* JOB
Count, in the entries, the lines with "company". Answer with the number only.

[Excerpts from a figure dataset]
-- Begin --
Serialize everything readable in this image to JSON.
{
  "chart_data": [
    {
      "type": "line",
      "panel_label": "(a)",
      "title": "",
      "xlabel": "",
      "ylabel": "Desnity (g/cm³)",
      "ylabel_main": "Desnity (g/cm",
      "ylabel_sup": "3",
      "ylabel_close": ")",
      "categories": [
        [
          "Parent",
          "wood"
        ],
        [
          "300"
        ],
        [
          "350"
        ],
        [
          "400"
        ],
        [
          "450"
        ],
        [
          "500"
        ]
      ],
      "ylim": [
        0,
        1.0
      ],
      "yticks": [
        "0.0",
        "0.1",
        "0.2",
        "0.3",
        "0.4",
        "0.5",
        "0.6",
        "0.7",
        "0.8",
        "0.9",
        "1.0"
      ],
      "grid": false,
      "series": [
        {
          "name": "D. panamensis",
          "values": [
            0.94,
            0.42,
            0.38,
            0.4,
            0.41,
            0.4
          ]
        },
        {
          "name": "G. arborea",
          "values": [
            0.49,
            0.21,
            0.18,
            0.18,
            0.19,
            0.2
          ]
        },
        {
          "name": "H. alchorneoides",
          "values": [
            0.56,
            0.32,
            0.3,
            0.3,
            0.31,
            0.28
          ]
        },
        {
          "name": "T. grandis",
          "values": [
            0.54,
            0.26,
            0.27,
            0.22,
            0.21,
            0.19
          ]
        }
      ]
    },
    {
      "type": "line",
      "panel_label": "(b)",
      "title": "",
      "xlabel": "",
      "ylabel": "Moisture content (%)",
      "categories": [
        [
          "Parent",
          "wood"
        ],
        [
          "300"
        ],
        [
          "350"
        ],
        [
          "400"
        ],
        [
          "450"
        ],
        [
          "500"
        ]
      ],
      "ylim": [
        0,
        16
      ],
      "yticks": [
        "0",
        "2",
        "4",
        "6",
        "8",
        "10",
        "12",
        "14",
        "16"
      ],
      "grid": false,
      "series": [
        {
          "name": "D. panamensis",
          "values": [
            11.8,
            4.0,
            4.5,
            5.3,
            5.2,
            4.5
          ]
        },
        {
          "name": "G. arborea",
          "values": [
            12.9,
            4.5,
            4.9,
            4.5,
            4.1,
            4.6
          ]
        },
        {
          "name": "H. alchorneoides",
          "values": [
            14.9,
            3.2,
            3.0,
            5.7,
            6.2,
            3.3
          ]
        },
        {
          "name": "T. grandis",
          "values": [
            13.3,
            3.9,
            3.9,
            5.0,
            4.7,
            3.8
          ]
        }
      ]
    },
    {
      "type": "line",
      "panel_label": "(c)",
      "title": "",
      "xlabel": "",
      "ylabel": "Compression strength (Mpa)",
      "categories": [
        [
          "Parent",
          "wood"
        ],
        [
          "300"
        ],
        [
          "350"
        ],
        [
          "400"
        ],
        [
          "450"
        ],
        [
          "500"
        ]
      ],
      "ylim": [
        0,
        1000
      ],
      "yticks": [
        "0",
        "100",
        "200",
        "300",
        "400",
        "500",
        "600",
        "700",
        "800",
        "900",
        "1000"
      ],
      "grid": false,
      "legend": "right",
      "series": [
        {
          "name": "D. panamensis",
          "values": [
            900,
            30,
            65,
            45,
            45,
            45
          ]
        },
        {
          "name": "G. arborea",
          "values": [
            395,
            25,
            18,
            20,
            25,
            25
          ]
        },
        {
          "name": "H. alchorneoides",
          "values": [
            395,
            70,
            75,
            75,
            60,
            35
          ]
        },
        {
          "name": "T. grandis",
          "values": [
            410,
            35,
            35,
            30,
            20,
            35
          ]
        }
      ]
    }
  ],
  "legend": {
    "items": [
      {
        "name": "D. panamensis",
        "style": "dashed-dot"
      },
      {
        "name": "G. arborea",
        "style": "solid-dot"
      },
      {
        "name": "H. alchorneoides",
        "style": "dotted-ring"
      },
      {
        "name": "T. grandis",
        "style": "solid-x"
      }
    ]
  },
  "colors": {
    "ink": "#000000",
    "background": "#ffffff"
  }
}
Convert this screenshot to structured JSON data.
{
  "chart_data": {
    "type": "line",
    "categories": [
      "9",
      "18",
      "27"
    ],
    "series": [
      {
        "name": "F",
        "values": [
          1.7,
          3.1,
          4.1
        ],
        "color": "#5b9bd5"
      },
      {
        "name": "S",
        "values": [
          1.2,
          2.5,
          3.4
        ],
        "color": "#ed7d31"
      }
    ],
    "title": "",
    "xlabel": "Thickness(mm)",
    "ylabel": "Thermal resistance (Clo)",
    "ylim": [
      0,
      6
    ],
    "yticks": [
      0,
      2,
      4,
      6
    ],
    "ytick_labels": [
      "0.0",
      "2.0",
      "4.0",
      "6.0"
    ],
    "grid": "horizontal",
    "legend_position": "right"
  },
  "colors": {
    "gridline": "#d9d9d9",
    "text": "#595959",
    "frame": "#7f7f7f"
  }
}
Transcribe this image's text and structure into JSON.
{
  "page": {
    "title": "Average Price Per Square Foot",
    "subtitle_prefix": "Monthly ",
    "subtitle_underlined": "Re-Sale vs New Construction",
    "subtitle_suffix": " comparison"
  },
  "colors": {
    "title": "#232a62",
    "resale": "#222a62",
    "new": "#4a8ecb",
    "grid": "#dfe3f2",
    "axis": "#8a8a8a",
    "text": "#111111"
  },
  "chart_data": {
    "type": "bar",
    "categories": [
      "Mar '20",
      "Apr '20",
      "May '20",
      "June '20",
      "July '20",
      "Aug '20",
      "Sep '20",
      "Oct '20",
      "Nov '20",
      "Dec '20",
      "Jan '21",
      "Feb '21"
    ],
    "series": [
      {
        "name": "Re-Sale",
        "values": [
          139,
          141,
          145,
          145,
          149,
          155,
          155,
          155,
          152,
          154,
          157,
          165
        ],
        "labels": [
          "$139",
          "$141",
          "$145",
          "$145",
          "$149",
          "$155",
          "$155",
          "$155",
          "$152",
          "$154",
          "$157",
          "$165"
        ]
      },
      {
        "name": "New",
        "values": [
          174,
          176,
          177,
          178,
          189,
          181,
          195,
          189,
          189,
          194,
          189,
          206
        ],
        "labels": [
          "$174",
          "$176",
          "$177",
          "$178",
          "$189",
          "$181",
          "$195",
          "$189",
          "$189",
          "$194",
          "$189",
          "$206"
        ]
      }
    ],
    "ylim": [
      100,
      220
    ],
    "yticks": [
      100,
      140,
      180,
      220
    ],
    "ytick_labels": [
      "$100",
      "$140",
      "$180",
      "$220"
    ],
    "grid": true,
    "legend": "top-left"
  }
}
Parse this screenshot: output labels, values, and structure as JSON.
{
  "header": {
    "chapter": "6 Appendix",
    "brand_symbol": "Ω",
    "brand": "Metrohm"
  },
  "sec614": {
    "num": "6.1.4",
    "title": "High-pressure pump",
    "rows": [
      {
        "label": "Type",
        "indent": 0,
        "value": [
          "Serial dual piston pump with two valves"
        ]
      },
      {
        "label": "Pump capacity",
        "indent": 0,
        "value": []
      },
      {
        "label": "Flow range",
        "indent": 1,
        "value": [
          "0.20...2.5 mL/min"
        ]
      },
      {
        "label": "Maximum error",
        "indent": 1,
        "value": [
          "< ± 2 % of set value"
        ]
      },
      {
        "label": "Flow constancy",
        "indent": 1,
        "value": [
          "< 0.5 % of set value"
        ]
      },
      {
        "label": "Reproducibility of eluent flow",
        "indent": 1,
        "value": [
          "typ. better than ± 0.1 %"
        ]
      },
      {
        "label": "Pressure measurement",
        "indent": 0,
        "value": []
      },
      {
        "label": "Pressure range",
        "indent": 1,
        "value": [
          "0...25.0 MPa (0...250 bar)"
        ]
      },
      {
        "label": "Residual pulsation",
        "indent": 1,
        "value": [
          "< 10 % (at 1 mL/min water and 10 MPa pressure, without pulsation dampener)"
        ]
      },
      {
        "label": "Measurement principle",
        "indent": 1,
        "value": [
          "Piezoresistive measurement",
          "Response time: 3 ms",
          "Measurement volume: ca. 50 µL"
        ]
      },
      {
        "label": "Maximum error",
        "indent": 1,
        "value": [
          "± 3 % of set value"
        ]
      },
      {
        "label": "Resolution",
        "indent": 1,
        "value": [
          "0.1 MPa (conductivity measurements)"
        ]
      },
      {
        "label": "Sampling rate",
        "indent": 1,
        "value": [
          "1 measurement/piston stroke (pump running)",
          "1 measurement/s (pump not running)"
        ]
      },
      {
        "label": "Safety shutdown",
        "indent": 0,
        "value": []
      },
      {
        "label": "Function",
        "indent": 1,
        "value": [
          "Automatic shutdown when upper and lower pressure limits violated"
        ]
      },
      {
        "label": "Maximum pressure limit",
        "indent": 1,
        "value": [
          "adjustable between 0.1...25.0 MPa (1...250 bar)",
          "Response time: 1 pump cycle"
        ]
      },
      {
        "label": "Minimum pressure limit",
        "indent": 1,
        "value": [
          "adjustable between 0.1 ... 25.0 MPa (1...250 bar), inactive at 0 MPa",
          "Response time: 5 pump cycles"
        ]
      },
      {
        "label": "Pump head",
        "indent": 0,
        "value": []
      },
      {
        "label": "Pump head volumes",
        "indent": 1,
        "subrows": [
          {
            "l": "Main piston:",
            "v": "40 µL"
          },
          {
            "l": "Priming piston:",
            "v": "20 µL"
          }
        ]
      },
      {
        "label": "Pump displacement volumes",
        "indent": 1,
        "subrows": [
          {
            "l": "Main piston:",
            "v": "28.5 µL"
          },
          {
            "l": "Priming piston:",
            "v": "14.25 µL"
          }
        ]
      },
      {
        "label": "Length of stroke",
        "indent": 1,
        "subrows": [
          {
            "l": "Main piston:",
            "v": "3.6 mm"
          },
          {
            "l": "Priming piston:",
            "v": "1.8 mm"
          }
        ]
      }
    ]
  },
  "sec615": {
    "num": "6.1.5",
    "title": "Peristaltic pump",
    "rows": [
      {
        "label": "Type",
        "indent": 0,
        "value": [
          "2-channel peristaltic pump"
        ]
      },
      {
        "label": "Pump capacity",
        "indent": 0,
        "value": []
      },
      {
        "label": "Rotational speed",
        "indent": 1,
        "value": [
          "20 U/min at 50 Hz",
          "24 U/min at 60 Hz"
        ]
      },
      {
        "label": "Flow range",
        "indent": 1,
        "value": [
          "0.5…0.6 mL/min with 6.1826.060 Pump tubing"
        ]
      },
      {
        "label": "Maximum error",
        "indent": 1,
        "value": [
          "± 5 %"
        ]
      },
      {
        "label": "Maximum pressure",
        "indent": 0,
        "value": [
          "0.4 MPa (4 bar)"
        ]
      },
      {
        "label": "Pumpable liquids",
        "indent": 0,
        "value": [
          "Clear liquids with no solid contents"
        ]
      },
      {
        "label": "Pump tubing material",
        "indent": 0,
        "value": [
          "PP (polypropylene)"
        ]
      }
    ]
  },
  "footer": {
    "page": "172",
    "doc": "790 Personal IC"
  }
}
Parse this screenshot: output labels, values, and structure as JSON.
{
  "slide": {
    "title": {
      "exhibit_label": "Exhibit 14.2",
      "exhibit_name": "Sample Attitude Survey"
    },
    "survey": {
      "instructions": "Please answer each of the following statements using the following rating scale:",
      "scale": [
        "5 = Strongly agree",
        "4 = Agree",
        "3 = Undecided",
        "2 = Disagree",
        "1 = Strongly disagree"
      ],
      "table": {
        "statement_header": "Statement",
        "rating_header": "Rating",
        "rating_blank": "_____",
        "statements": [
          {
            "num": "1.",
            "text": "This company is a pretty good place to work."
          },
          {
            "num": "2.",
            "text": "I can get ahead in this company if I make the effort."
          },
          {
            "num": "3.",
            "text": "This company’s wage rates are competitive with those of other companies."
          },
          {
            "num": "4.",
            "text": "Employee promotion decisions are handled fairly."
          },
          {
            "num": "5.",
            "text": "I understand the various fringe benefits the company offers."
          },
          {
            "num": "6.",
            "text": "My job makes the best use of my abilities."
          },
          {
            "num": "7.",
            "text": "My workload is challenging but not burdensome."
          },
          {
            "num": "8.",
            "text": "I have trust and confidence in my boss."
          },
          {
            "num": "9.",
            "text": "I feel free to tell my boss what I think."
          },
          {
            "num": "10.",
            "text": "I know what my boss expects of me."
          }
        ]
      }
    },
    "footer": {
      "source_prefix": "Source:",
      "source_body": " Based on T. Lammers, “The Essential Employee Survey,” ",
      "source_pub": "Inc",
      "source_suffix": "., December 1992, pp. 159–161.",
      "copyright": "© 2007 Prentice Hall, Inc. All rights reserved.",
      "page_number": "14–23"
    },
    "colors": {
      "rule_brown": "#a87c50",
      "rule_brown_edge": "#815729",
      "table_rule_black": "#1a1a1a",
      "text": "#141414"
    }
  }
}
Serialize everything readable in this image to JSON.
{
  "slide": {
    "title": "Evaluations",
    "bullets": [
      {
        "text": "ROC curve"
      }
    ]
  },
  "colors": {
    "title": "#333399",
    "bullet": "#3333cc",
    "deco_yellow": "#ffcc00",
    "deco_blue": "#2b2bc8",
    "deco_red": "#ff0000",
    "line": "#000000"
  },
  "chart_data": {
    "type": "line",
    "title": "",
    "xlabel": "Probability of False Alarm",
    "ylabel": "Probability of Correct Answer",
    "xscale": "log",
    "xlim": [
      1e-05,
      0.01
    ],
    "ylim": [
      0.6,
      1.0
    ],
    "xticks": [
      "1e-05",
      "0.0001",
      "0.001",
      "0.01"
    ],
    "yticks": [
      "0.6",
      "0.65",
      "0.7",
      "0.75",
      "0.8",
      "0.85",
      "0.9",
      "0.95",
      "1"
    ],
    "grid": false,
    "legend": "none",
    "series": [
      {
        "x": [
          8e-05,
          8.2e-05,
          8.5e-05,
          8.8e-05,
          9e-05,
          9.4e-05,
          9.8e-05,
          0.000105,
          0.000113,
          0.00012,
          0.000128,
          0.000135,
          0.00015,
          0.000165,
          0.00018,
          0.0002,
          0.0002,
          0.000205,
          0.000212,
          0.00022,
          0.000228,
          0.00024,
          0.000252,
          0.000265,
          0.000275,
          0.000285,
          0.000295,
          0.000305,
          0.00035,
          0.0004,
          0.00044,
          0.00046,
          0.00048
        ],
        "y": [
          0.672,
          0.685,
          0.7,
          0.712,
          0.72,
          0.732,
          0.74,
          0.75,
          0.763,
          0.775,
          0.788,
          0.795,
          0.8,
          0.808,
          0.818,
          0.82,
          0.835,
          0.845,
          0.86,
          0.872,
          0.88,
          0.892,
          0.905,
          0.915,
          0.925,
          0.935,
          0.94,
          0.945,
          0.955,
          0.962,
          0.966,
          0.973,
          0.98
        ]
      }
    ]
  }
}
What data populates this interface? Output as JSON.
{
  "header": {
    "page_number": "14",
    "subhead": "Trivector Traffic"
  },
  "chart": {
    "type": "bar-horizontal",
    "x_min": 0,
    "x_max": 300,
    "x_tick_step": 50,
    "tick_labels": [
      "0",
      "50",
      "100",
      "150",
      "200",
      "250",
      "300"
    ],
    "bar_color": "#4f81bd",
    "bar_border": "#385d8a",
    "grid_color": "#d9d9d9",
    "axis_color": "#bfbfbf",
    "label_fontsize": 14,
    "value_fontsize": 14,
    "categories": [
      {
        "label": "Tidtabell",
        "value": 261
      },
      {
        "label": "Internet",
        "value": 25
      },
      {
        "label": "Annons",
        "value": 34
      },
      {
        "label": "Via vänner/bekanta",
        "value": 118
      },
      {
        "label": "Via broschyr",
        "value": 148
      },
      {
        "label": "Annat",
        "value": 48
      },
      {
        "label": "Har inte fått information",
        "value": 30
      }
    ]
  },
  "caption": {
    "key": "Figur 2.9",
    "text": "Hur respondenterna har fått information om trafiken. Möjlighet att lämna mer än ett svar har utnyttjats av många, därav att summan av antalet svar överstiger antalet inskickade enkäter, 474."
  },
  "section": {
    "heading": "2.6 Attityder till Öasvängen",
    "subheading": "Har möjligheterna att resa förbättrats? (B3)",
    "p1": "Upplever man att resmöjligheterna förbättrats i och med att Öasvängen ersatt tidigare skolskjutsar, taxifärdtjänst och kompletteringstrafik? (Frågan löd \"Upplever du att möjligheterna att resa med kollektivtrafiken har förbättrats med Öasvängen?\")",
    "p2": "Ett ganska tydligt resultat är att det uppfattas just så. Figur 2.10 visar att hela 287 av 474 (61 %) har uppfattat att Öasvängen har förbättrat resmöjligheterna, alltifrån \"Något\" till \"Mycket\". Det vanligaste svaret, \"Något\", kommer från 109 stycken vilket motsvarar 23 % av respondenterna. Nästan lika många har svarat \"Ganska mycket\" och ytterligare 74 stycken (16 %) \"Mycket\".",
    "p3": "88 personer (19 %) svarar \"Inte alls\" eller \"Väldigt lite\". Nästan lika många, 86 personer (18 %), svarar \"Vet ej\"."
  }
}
-- End --
* THE ANSWER
4